§ TASK DIRECTIONS
Below is the data. Give it again, complete and exact.
----------
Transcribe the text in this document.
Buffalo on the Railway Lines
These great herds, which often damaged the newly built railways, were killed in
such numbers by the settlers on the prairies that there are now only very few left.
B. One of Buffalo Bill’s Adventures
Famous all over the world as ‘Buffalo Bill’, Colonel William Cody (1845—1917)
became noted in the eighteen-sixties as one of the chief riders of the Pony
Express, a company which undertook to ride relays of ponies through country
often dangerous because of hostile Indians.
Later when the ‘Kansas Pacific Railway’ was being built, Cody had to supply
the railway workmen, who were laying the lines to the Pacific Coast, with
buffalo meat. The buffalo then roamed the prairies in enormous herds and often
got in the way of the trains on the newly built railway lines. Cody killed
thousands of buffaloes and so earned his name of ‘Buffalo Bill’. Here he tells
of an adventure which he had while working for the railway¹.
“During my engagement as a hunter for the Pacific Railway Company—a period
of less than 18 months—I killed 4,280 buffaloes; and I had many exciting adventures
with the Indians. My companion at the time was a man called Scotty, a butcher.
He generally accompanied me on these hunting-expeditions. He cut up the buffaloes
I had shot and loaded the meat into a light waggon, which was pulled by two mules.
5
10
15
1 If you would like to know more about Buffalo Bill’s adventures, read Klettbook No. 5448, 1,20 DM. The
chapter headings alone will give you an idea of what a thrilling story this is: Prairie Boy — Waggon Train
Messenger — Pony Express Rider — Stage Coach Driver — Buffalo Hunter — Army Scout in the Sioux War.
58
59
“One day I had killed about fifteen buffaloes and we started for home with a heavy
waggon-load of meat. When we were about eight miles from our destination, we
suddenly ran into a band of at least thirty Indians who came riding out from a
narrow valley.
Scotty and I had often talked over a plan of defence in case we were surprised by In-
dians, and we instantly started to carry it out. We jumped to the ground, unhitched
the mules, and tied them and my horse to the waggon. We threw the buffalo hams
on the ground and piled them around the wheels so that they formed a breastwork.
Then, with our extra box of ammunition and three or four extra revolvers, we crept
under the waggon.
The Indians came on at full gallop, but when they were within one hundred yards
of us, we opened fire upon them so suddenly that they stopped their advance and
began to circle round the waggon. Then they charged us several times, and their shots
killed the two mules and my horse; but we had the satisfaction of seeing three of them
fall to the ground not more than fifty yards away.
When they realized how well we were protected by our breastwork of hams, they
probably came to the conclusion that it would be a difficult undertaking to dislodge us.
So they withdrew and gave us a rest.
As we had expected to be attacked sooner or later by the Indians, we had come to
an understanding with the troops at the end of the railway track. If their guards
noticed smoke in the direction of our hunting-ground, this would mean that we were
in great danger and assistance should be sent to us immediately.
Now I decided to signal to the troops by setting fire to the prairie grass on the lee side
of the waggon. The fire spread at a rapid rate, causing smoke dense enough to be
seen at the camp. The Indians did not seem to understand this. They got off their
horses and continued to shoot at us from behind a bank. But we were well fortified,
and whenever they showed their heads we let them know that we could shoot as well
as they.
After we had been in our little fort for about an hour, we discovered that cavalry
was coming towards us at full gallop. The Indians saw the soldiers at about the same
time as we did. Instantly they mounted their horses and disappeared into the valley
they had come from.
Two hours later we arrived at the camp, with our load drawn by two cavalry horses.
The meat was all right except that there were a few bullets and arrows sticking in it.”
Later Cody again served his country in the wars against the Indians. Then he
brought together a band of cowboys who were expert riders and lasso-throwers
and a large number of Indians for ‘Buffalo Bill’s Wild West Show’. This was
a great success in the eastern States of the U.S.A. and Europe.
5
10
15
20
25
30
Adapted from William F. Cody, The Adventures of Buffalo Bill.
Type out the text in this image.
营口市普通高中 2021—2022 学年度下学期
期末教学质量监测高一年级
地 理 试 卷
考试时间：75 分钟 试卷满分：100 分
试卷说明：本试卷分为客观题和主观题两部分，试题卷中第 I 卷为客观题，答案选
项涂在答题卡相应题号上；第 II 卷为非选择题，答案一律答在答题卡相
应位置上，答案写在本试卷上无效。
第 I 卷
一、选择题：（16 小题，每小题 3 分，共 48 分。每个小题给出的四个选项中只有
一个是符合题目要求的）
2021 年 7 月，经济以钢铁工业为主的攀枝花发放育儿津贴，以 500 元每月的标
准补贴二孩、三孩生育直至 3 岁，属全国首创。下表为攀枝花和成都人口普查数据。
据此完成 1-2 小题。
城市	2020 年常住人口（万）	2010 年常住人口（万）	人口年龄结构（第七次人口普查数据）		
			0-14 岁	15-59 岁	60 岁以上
----------
§ FULL SOLUTION
Transcribe the text in this document.
Buffalo on the Railway Lines
These great herds, which often damaged the newly built railways, were killed in
such numbers by the settlers on the prairies that there are now only very few left.
B. One of Buffalo Bill’s Adventures
Famous all over the world as ‘Buffalo Bill’, Colonel William Cody (1845—1917)
became noted in the eighteen-sixties as one of the chief riders of the Pony
Express, a company which undertook to ride relays of ponies through country
often dangerous because of hostile Indians.
Later when the ‘Kansas Pacific Railway’ was being built, Cody had to supply
the railway workmen, who were laying the lines to the Pacific Coast, with
buffalo meat. The buffalo then roamed the prairies in enormous herds and often
got in the way of the trains on the newly built railway lines. Cody killed
thousands of buffaloes and so earned his name of ‘Buffalo Bill’. Here he tells
of an adventure which he had while working for the railway¹.
“During my engagement as a hunter for the Pacific Railway Company—a period
of less than 18 months—I killed 4,280 buffaloes; and I had many exciting adventures
with the Indians. My companion at the time was a man called Scotty, a butcher.
He generally accompanied me on these hunting-expeditions. He cut up the buffaloes
I had shot and loaded the meat into a light waggon, which was pulled by two mules.
5
10
15
1 If you would like to know more about Buffalo Bill’s adventures, read Klettbook No. 5448, 1,20 DM. The
chapter headings alone will give you an idea of what a thrilling story this is: Prairie Boy — Waggon Train
Messenger — Pony Express Rider — Stage Coach Driver — Buffalo Hunter — Army Scout in the Sioux War.
58
59
“One day I had killed about fifteen buffaloes and we started for home with a heavy
waggon-load of meat. When we were about eight miles from our destination, we
suddenly ran into a band of at least thirty Indians who came riding out from a
narrow valley.
Scotty and I had often talked over a plan of defence in case we were surprised by In-
dians, and we instantly started to carry it out. We jumped to the ground, unhitched
the mules, and tied them and my horse to the waggon. We threw the buffalo hams
on the ground and piled them around the wheels so that they formed a breastwork.
Then, with our extra box of ammunition and three or four extra revolvers, we crept
under the waggon.
The Indians came on at full gallop, but when they were within one hundred yards
of us, we opened fire upon them so suddenly that they stopped their advance and
began to circle round the waggon. Then they charged us several times, and their shots
killed the two mules and my horse; but we had the satisfaction of seeing three of them
fall to the ground not more than fifty yards away.
When they realized how well we were protected by our breastwork of hams, they
probably came to the conclusion that it would be a difficult undertaking to dislodge us.
So they withdrew and gave us a rest.
As we had expected to be attacked sooner or later by the Indians, we had come to
an understanding with the troops at the end of the railway track. If their guards
noticed smoke in the direction of our hunting-ground, this would mean that we were
in great danger and assistance should be sent to us immediately.
Now I decided to signal to the troops by setting fire to the prairie grass on the lee side
of the waggon. The fire spread at a rapid rate, causing smoke dense enough to be
seen at the camp. The Indians did not seem to understand this. They got off their
horses and continued to shoot at us from behind a bank. But we were well fortified,
and whenever they showed their heads we let them know that we could shoot as well
as they.
After we had been in our little fort for about an hour, we discovered that cavalry
was coming towards us at full gallop. The Indians saw the soldiers at about the same
time as we did. Instantly they mounted their horses and disappeared into the valley
they had come from.
Two hours later we arrived at the camp, with our load drawn by two cavalry horses.
The meat was all right except that there were a few bullets and arrows sticking in it.”
Later Cody again served his country in the wars against the Indians. Then he
brought together a band of cowboys who were expert riders and lasso-throwers
and a large number of Indians for ‘Buffalo Bill’s Wild West Show’. This was
a great success in the eastern States of the U.S.A. and Europe.
5
10
15
20
25
30
Adapted from William F. Cody, The Adventures of Buffalo Bill.
Type out the text in this image.
营口市普通高中 2021—2022 学年度下学期
期末教学质量监测高一年级
地 理 试 卷
考试时间：75 分钟 试卷满分：100 分
试卷说明：本试卷分为客观题和主观题两部分，试题卷中第 I 卷为客观题，答案选
项涂在答题卡相应题号上；第 II 卷为非选择题，答案一律答在答题卡相
应位置上，答案写在本试卷上无效。
第 I 卷
一、选择题：（16 小题，每小题 3 分，共 48 分。每个小题给出的四个选项中只有
一个是符合题目要求的）
2021 年 7 月，经济以钢铁工业为主的攀枝花发放育儿津贴，以 500 元每月的标
准补贴二孩、三孩生育直至 3 岁，属全国首创。下表为攀枝花和成都人口普查数据。
据此完成 1-2 小题。
城市	2020 年常住人口（万）	2010 年常住人口（万）	人口年龄结构（第七次人口普查数据）		
			0-14 岁	15-59 岁	60 岁以上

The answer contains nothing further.